[Input rows]:
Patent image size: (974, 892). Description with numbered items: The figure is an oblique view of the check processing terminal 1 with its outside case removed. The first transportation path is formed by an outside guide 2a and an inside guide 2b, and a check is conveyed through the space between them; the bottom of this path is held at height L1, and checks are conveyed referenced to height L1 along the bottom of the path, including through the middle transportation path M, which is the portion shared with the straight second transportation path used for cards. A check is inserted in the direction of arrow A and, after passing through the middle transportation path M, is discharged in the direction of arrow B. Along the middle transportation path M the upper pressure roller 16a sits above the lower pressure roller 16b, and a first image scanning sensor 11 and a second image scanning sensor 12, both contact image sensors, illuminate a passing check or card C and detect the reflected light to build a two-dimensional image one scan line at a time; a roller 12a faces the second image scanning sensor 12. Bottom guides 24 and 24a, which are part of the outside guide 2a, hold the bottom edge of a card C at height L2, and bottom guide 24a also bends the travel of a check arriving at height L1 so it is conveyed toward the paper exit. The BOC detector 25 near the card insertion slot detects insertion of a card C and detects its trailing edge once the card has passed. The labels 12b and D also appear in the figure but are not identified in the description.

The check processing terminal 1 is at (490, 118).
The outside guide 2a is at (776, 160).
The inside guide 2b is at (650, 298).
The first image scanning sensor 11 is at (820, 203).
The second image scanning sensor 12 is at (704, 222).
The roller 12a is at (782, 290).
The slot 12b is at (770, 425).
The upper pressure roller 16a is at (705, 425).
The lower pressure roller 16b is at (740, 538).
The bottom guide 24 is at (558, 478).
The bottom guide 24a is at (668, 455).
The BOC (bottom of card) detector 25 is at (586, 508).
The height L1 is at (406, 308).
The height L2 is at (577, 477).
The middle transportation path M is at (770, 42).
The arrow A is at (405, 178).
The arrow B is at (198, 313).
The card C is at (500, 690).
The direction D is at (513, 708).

[Written exercise]: Reproduce the items verbatim, from the first line through the line that contains "The outside guide 2a is at (776, 160).".

[Solution to the problem]:
Patent image size: (974, 892). Description with numbered items: The figure is an oblique view of the check processing terminal 1 with its outside case removed. The first transportation path is formed by an outside guide 2a and an inside guide 2b, and a check is conveyed through the space between them; the bottom of this path is held at height L1, and checks are conveyed referenced to height L1 along the bottom of the path, including through the middle transportation path M, which is the portion shared with the straight second transportation path used for cards. A check is inserted in the direction of arrow A and, after passing through the middle transportation path M, is discharged in the direction of arrow B. Along the middle transportation path M the upper pressure roller 16a sits above the lower pressure roller 16b, and a first image scanning sensor 11 and a second image scanning sensor 12, both contact image sensors, illuminate a passing check or card C and detect the reflected light to build a two-dimensional image one scan line at a time; a roller 12a faces the second image scanning sensor 12. Bottom guides 24 and 24a, which are part of the outside guide 2a, hold the bottom edge of a card C at height L2, and bottom guide 24a also bends the travel of a check arriving at height L1 so it is conveyed toward the paper exit. The BOC detector 25 near the card insertion slot detects insertion of a card C and detects its trailing edge once the card has passed. The labels 12b and D also appear in the figure but are not identified in the description.

The check processing terminal 1 is at (490, 118).
The outside guide 2a is at (776, 160).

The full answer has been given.